What is asked - Put every line of the material below into a numbered list, skipping any blank lines.

Layout region records

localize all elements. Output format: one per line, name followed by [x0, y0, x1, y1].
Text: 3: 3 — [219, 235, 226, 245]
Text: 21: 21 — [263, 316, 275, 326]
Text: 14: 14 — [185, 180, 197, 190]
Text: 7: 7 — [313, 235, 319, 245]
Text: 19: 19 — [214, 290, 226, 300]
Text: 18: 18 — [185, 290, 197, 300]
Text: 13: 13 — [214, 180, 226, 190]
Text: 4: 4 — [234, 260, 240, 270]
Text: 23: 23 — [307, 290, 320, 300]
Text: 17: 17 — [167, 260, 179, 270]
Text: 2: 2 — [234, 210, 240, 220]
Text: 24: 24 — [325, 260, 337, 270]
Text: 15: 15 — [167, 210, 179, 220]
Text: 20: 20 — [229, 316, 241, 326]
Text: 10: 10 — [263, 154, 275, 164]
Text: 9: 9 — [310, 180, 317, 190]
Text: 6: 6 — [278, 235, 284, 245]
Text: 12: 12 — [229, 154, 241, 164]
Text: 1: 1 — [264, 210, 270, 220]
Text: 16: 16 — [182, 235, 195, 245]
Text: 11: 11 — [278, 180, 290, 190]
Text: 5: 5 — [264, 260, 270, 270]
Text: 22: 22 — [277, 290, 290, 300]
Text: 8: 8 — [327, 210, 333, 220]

Answer to this task -
1. localize all elements. Output format: one per line, name followed by [x0, y0, x1, y1].
2. Text: 3: 3 — [219, 235, 226, 245]
3. Text: 21: 21 — [263, 316, 275, 326]
4. Text: 14: 14 — [185, 180, 197, 190]
5. Text: 7: 7 — [313, 235, 319, 245]
6. Text: 19: 19 — [214, 290, 226, 300]
7. Text: 18: 18 — [185, 290, 197, 300]
8. Text: 13: 13 — [214, 180, 226, 190]
9. Text: 4: 4 — [234, 260, 240, 270]
10. Text: 23: 23 — [307, 290, 320, 300]
11. Text: 17: 17 — [167, 260, 179, 270]
12. Text: 2: 2 — [234, 210, 240, 220]
13. Text: 24: 24 — [325, 260, 337, 270]
14. Text: 15: 15 — [167, 210, 179, 220]
15. Text: 20: 20 — [229, 316, 241, 326]
16. Text: 10: 10 — [263, 154, 275, 164]
17. Text: 9: 9 — [310, 180, 317, 190]
18. Text: 6: 6 — [278, 235, 284, 245]
19. Text: 12: 12 — [229, 154, 241, 164]
20. Text: 1: 1 — [264, 210, 270, 220]
21. Text: 16: 16 — [182, 235, 195, 245]
22. Text: 11: 11 — [278, 180, 290, 190]
23. Text: 5: 5 — [264, 260, 270, 270]
24. Text: 22: 22 — [277, 290, 290, 300]
25. Text: 8: 8 — [327, 210, 333, 220]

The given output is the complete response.